— SHORT EXERCISE —
Transcribe the listing verbatim. Do not carry over any pictures.
* start DATA SECTION *
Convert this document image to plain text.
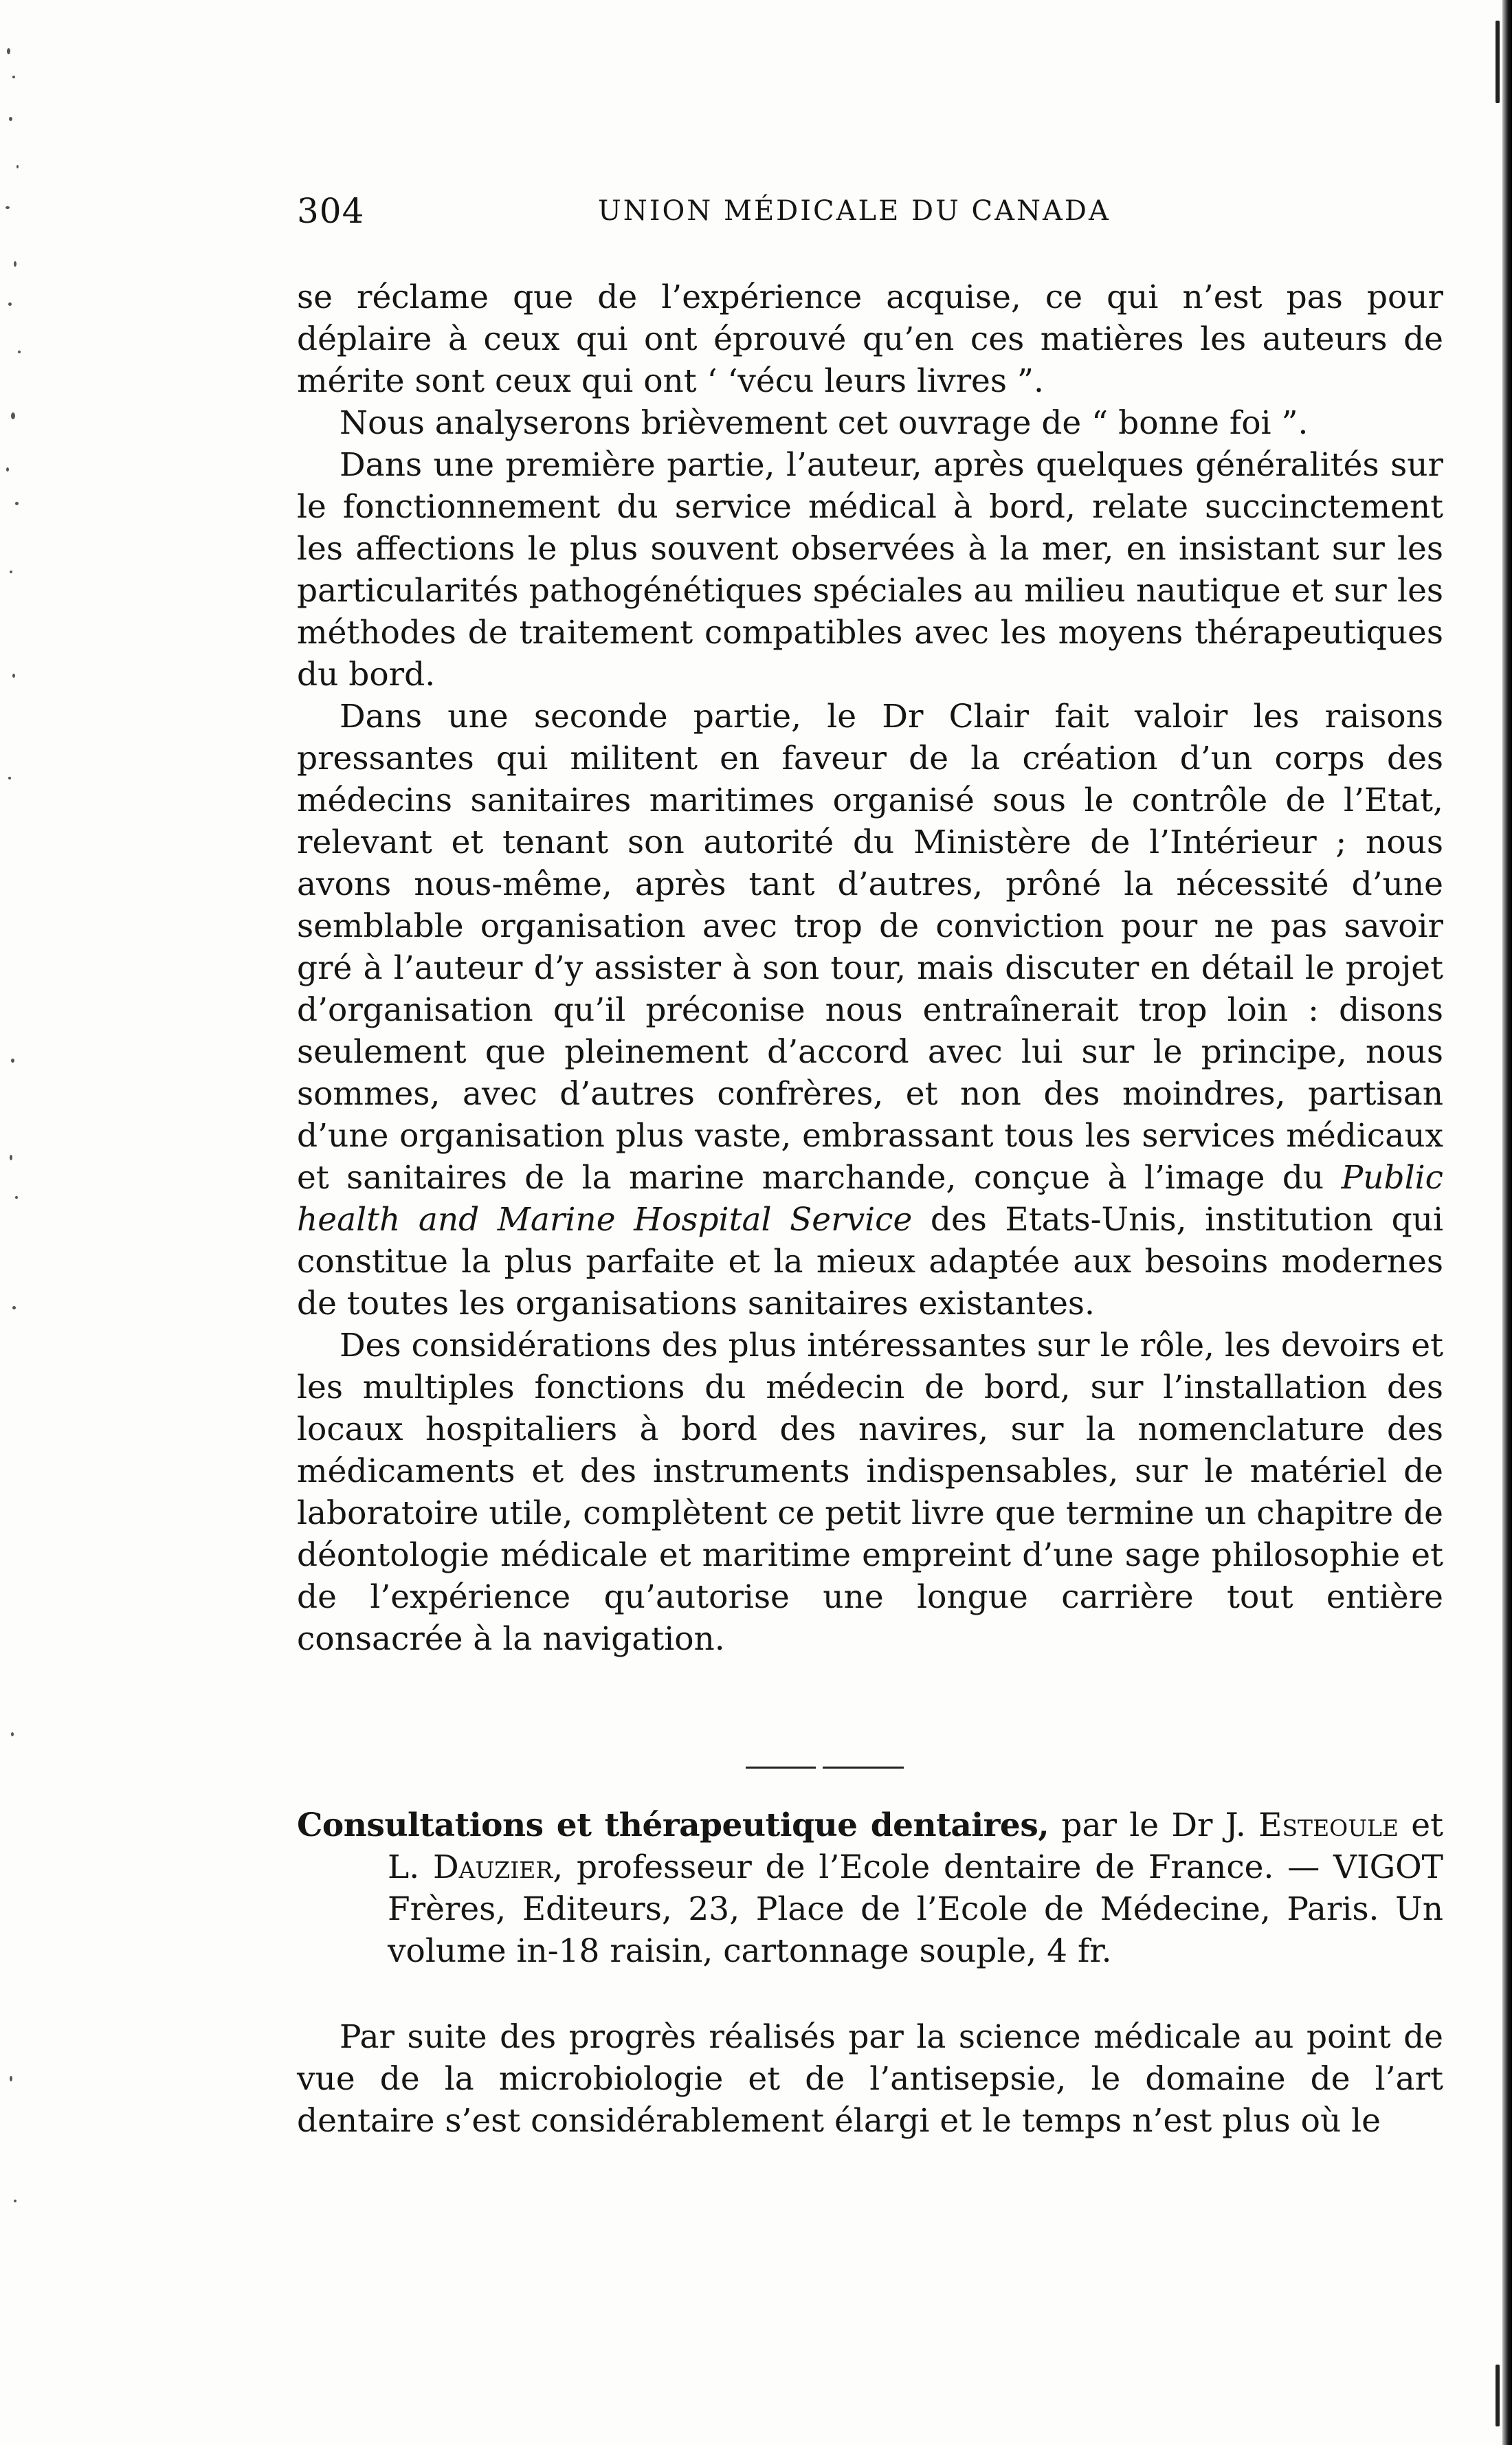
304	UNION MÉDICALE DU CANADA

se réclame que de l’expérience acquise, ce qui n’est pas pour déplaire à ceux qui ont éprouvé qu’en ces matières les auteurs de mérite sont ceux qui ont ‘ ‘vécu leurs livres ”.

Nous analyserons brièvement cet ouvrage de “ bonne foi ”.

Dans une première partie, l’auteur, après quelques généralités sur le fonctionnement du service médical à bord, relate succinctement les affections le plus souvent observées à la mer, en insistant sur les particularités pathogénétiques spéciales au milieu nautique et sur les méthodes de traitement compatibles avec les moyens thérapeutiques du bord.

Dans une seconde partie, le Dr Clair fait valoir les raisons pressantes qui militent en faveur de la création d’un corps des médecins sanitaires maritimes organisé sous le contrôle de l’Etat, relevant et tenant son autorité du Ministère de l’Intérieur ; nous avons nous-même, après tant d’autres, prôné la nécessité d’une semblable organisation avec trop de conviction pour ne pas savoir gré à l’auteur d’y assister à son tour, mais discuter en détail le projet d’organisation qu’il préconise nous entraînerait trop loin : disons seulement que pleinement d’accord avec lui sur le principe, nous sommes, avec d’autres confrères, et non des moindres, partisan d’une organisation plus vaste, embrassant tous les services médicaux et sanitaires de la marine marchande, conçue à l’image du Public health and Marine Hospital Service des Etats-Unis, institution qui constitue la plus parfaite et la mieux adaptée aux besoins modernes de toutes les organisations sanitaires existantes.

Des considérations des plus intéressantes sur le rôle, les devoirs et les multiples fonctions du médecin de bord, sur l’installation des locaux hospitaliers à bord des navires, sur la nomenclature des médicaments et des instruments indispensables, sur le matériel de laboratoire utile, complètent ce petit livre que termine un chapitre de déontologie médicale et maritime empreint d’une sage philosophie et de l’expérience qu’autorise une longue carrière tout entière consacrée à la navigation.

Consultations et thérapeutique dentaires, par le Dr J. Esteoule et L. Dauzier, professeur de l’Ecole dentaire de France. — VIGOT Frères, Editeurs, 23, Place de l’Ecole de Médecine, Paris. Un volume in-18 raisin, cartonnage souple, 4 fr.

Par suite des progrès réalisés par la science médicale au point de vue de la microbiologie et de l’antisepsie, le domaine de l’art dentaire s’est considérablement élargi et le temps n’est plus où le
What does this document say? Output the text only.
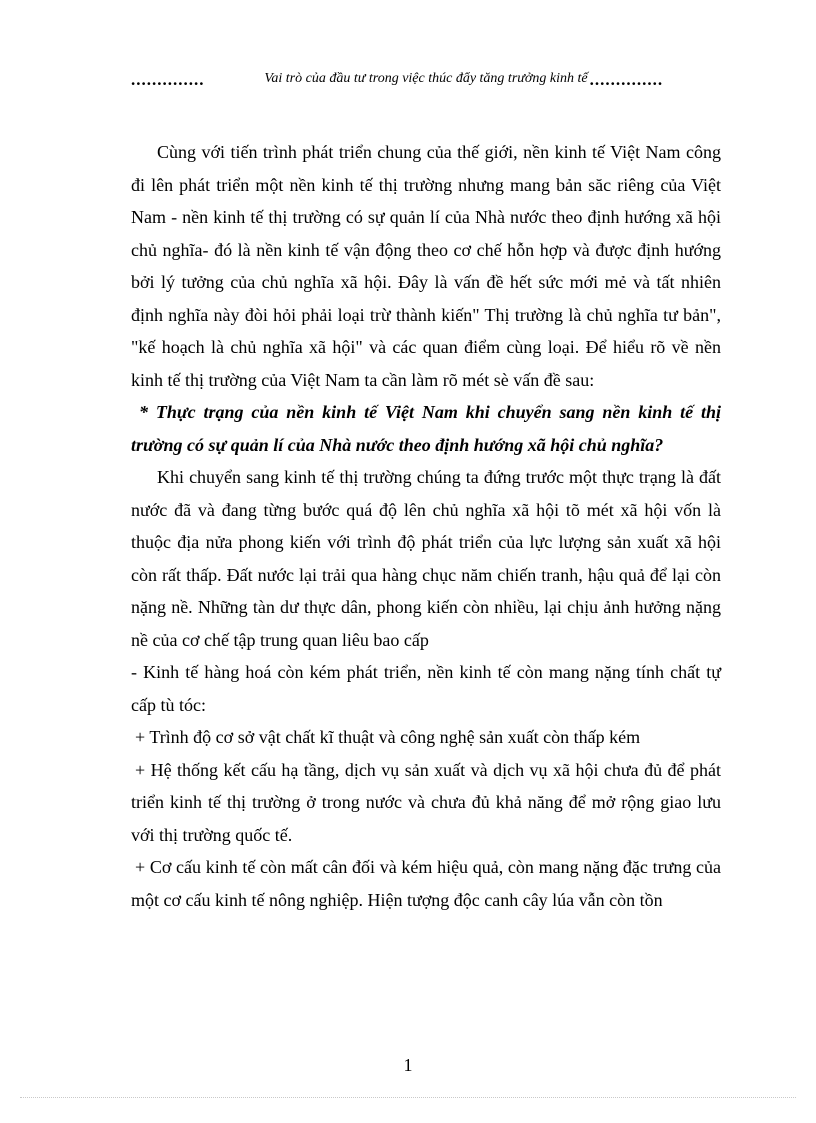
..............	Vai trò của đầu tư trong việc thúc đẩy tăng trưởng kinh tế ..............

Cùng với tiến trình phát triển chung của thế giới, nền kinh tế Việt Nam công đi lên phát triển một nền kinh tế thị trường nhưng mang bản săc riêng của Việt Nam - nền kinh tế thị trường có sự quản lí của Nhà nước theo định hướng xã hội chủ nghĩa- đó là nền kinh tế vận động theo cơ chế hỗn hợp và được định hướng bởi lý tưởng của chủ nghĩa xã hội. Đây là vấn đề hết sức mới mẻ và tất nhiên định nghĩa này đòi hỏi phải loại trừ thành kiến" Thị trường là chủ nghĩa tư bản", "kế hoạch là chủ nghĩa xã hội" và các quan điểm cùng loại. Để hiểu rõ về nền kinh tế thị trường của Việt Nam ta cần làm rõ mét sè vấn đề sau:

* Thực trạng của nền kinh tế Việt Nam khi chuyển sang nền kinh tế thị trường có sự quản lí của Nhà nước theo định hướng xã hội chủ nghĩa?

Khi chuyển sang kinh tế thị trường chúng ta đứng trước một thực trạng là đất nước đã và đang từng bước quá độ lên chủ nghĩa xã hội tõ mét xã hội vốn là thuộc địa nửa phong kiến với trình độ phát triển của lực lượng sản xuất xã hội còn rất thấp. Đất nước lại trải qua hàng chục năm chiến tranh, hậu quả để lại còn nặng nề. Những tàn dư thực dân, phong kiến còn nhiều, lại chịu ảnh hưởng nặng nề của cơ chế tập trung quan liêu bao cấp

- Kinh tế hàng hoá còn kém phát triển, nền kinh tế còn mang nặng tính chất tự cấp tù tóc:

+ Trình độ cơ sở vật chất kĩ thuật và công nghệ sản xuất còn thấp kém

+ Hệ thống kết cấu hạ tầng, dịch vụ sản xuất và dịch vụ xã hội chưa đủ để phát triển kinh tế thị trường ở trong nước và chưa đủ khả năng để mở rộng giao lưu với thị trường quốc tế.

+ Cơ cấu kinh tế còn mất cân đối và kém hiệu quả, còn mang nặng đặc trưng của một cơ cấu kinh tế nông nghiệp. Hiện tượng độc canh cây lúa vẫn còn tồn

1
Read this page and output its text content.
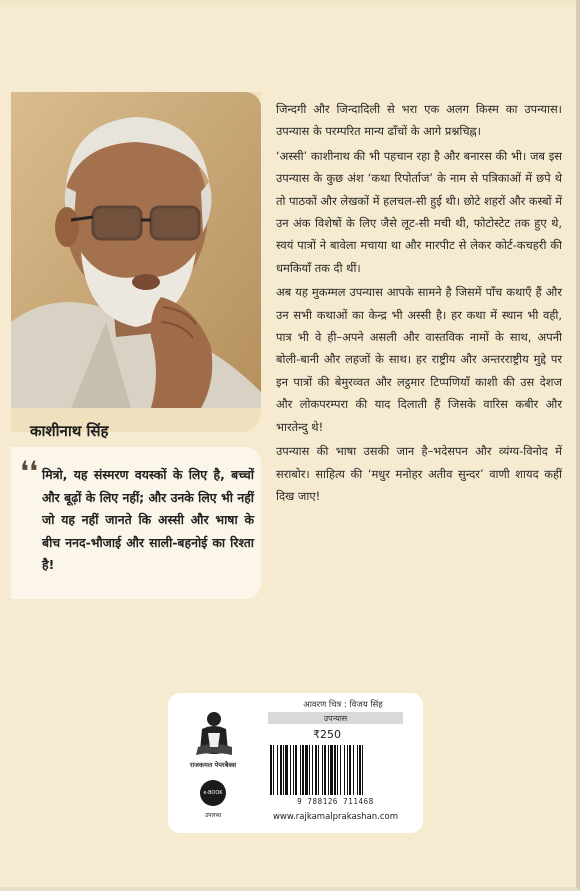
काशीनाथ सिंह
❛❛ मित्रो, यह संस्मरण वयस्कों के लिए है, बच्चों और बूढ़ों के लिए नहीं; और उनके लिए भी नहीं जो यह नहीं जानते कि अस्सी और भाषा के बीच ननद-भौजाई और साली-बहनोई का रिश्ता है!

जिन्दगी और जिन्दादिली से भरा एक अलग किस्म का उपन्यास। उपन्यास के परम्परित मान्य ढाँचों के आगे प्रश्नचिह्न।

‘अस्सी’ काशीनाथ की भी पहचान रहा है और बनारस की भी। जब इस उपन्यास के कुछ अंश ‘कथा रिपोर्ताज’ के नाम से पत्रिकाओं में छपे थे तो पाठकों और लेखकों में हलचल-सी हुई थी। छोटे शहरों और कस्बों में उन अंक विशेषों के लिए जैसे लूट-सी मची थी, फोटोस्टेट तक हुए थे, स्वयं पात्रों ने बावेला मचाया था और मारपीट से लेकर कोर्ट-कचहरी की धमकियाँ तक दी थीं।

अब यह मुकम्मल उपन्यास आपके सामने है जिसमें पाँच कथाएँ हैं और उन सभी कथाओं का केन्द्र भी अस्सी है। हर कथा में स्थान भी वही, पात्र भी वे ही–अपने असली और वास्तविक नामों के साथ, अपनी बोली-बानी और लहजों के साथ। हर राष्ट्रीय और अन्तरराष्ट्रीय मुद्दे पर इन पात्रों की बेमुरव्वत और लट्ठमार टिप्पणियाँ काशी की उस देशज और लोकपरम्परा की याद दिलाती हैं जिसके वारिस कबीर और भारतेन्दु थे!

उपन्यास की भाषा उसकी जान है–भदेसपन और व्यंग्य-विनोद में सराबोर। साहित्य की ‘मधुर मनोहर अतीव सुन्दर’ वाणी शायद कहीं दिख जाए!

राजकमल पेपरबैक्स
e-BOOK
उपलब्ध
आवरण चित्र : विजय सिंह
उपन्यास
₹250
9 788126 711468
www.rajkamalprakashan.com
* end DATA SECTION *
— OUTPUT —
Convert this document image to plain text.
304	UNION MÉDICALE DU CANADA

se réclame que de l’expérience acquise, ce qui n’est pas pour déplaire à ceux qui ont éprouvé qu’en ces matières les auteurs de mérite sont ceux qui ont ‘ ‘vécu leurs livres ”.

Nous analyserons brièvement cet ouvrage de “ bonne foi ”.

Dans une première partie, l’auteur, après quelques généralités sur le fonctionnement du service médical à bord, relate succinctement les affections le plus souvent observées à la mer, en insistant sur les particularités pathogénétiques spéciales au milieu nautique et sur les méthodes de traitement compatibles avec les moyens thérapeutiques du bord.

Dans une seconde partie, le Dr Clair fait valoir les raisons pressantes qui militent en faveur de la création d’un corps des médecins sanitaires maritimes organisé sous le contrôle de l’Etat, relevant et tenant son autorité du Ministère de l’Intérieur ; nous avons nous-même, après tant d’autres, prôné la nécessité d’une semblable organisation avec trop de conviction pour ne pas savoir gré à l’auteur d’y assister à son tour, mais discuter en détail le projet d’organisation qu’il préconise nous entraînerait trop loin : disons seulement que pleinement d’accord avec lui sur le principe, nous sommes, avec d’autres confrères, et non des moindres, partisan d’une organisation plus vaste, embrassant tous les services médicaux et sanitaires de la marine marchande, conçue à l’image du Public health and Marine Hospital Service des Etats-Unis, institution qui constitue la plus parfaite et la mieux adaptée aux besoins modernes de toutes les organisations sanitaires existantes.

Des considérations des plus intéressantes sur le rôle, les devoirs et les multiples fonctions du médecin de bord, sur l’installation des locaux hospitaliers à bord des navires, sur la nomenclature des médicaments et des instruments indispensables, sur le matériel de laboratoire utile, complètent ce petit livre que termine un chapitre de déontologie médicale et maritime empreint d’une sage philosophie et de l’expérience qu’autorise une longue carrière tout entière consacrée à la navigation.

Consultations et thérapeutique dentaires, par le Dr J. Esteoule et L. Dauzier, professeur de l’Ecole dentaire de France. — VIGOT Frères, Editeurs, 23, Place de l’Ecole de Médecine, Paris. Un volume in-18 raisin, cartonnage souple, 4 fr.

Par suite des progrès réalisés par la science médicale au point de vue de la microbiologie et de l’antisepsie, le domaine de l’art dentaire s’est considérablement élargi et le temps n’est plus où le
What does this document say? Output the text only.
..............	Vai trò của đầu tư trong việc thúc đẩy tăng trưởng kinh tế ..............

Cùng với tiến trình phát triển chung của thế giới, nền kinh tế Việt Nam công đi lên phát triển một nền kinh tế thị trường nhưng mang bản săc riêng của Việt Nam - nền kinh tế thị trường có sự quản lí của Nhà nước theo định hướng xã hội chủ nghĩa- đó là nền kinh tế vận động theo cơ chế hỗn hợp và được định hướng bởi lý tưởng của chủ nghĩa xã hội. Đây là vấn đề hết sức mới mẻ và tất nhiên định nghĩa này đòi hỏi phải loại trừ thành kiến" Thị trường là chủ nghĩa tư bản", "kế hoạch là chủ nghĩa xã hội" và các quan điểm cùng loại. Để hiểu rõ về nền kinh tế thị trường của Việt Nam ta cần làm rõ mét sè vấn đề sau:

* Thực trạng của nền kinh tế Việt Nam khi chuyển sang nền kinh tế thị trường có sự quản lí của Nhà nước theo định hướng xã hội chủ nghĩa?

Khi chuyển sang kinh tế thị trường chúng ta đứng trước một thực trạng là đất nước đã và đang từng bước quá độ lên chủ nghĩa xã hội tõ mét xã hội vốn là thuộc địa nửa phong kiến với trình độ phát triển của lực lượng sản xuất xã hội còn rất thấp. Đất nước lại trải qua hàng chục năm chiến tranh, hậu quả để lại còn nặng nề. Những tàn dư thực dân, phong kiến còn nhiều, lại chịu ảnh hưởng nặng nề của cơ chế tập trung quan liêu bao cấp

- Kinh tế hàng hoá còn kém phát triển, nền kinh tế còn mang nặng tính chất tự cấp tù tóc:

+ Trình độ cơ sở vật chất kĩ thuật và công nghệ sản xuất còn thấp kém

+ Hệ thống kết cấu hạ tầng, dịch vụ sản xuất và dịch vụ xã hội chưa đủ để phát triển kinh tế thị trường ở trong nước và chưa đủ khả năng để mở rộng giao lưu với thị trường quốc tế.

+ Cơ cấu kinh tế còn mất cân đối và kém hiệu quả, còn mang nặng đặc trưng của một cơ cấu kinh tế nông nghiệp. Hiện tượng độc canh cây lúa vẫn còn tồn

1
Read this page and output its text content.
काशीनाथ सिंह
❛❛ मित्रो, यह संस्मरण वयस्कों के लिए है, बच्चों और बूढ़ों के लिए नहीं; और उनके लिए भी नहीं जो यह नहीं जानते कि अस्सी और भाषा के बीच ननद-भौजाई और साली-बहनोई का रिश्ता है!

जिन्दगी और जिन्दादिली से भरा एक अलग किस्म का उपन्यास। उपन्यास के परम्परित मान्य ढाँचों के आगे प्रश्नचिह्न।

‘अस्सी’ काशीनाथ की भी पहचान रहा है और बनारस की भी। जब इस उपन्यास के कुछ अंश ‘कथा रिपोर्ताज’ के नाम से पत्रिकाओं में छपे थे तो पाठकों और लेखकों में हलचल-सी हुई थी। छोटे शहरों और कस्बों में उन अंक विशेषों के लिए जैसे लूट-सी मची थी, फोटोस्टेट तक हुए थे, स्वयं पात्रों ने बावेला मचाया था और मारपीट से लेकर कोर्ट-कचहरी की धमकियाँ तक दी थीं।

अब यह मुकम्मल उपन्यास आपके सामने है जिसमें पाँच कथाएँ हैं और उन सभी कथाओं का केन्द्र भी अस्सी है। हर कथा में स्थान भी वही, पात्र भी वे ही–अपने असली और वास्तविक नामों के साथ, अपनी बोली-बानी और लहजों के साथ। हर राष्ट्रीय और अन्तरराष्ट्रीय मुद्दे पर इन पात्रों की बेमुरव्वत और लट्ठमार टिप्पणियाँ काशी की उस देशज और लोकपरम्परा की याद दिलाती हैं जिसके वारिस कबीर और भारतेन्दु थे!

उपन्यास की भाषा उसकी जान है–भदेसपन और व्यंग्य-विनोद में सराबोर। साहित्य की ‘मधुर मनोहर अतीव सुन्दर’ वाणी शायद कहीं दिख जाए!

राजकमल पेपरबैक्स
e-BOOK
उपलब्ध
आवरण चित्र : विजय सिंह
उपन्यास
₹250
9 788126 711468
www.rajkamalprakashan.com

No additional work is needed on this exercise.